[BEGIN Input material]
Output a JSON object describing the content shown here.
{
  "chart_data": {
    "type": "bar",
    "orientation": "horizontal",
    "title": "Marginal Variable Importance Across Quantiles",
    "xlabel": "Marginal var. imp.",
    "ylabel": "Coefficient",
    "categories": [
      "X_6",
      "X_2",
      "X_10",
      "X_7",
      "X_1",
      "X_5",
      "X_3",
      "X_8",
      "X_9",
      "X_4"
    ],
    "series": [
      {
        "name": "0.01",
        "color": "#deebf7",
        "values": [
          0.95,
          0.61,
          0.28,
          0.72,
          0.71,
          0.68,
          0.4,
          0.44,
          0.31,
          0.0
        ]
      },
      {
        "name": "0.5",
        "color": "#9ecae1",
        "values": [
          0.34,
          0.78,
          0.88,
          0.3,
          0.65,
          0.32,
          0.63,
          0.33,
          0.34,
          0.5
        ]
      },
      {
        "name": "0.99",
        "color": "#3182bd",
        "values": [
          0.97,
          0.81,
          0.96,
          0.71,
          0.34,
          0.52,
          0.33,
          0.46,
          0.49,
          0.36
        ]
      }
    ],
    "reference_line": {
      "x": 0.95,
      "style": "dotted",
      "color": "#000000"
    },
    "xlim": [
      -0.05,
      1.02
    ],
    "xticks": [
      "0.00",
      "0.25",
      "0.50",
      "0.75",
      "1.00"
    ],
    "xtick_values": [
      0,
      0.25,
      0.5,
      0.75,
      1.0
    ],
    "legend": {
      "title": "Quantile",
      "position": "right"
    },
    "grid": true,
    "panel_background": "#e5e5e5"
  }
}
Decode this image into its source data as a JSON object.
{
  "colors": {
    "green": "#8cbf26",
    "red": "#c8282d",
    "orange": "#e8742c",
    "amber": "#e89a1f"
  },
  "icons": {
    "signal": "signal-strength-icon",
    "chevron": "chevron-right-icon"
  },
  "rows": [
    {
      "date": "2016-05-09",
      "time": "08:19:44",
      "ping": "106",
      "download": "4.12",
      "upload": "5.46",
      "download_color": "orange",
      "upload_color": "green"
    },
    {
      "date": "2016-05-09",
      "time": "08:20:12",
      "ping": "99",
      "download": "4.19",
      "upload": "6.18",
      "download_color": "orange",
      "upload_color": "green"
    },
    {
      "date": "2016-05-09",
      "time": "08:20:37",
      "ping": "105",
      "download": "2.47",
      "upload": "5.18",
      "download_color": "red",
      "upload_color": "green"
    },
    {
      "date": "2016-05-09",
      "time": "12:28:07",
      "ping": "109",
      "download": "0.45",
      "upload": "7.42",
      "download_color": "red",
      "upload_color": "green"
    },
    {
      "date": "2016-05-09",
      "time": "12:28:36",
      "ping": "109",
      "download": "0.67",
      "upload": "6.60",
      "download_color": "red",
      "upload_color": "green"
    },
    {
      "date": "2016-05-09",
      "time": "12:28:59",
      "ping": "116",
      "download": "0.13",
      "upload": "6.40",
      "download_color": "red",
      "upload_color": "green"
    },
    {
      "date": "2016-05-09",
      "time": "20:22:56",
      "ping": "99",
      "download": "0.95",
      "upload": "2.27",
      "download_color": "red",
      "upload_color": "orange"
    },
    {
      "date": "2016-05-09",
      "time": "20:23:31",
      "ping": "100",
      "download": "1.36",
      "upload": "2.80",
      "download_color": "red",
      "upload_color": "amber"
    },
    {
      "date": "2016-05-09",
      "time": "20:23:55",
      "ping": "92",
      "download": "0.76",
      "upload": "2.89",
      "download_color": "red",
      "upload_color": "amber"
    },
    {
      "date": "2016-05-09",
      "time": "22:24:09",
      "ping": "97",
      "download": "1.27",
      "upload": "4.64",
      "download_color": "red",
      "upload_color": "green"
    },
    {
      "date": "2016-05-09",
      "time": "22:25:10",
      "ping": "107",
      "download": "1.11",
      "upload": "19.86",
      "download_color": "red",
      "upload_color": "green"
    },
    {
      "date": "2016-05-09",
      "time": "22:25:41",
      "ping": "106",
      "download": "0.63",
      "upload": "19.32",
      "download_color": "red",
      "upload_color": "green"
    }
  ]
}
[END Input material]
_Work to do_
Pull out every line containing "title".

_Exercise result_
    "title": "Marginal Variable Importance Across Quantiles",
      "title": "Quantile",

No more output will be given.